EXERCISE DETAILS » Keep only the lines of the listing that include the word "dotplots", and copy them.

DATA SHOWN »
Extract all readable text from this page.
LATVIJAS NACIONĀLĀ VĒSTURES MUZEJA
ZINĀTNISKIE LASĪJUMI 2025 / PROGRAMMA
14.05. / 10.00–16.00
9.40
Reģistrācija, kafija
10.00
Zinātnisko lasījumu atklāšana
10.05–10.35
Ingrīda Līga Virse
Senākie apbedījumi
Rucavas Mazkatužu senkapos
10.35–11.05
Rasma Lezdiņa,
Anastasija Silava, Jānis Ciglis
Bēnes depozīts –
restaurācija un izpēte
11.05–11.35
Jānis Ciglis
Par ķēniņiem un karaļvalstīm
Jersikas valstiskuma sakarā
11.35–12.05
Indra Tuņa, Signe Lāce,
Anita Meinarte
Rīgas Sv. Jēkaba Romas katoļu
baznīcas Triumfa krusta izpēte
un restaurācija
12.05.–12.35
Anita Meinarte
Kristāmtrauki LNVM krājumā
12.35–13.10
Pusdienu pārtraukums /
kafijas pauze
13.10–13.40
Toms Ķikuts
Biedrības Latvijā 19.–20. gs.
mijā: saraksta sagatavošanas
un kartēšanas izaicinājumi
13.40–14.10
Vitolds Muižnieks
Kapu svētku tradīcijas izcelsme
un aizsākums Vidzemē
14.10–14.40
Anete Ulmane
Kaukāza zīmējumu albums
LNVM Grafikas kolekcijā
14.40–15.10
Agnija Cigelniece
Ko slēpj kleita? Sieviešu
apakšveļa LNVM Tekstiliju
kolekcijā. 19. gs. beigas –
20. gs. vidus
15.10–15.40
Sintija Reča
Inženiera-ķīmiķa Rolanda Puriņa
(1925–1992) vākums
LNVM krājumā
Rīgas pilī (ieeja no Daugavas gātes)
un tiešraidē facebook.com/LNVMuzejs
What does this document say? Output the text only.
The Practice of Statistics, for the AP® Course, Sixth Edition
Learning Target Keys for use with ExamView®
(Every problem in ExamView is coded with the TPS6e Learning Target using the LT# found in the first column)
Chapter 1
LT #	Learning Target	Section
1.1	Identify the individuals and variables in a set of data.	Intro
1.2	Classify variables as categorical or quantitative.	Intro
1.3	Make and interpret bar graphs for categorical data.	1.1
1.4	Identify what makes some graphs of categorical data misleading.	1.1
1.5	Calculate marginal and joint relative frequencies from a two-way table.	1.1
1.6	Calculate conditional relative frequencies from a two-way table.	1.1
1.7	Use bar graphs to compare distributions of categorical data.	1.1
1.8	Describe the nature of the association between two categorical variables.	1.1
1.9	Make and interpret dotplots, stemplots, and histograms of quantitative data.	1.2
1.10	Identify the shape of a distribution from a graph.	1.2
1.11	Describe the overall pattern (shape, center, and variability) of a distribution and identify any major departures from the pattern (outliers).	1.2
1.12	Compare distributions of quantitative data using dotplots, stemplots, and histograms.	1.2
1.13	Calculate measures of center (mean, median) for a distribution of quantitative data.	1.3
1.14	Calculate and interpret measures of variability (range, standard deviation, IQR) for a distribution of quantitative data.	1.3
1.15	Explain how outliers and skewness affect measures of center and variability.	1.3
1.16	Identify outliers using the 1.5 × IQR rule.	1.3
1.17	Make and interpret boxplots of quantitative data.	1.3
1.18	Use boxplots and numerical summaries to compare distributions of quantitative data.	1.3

CORRECT RESULT »
1.9	Make and interpret dotplots, stemplots, and histograms of quantitative data.	1.2
1.12	Compare distributions of quantitative data using dotplots, stemplots, and histograms.	1.2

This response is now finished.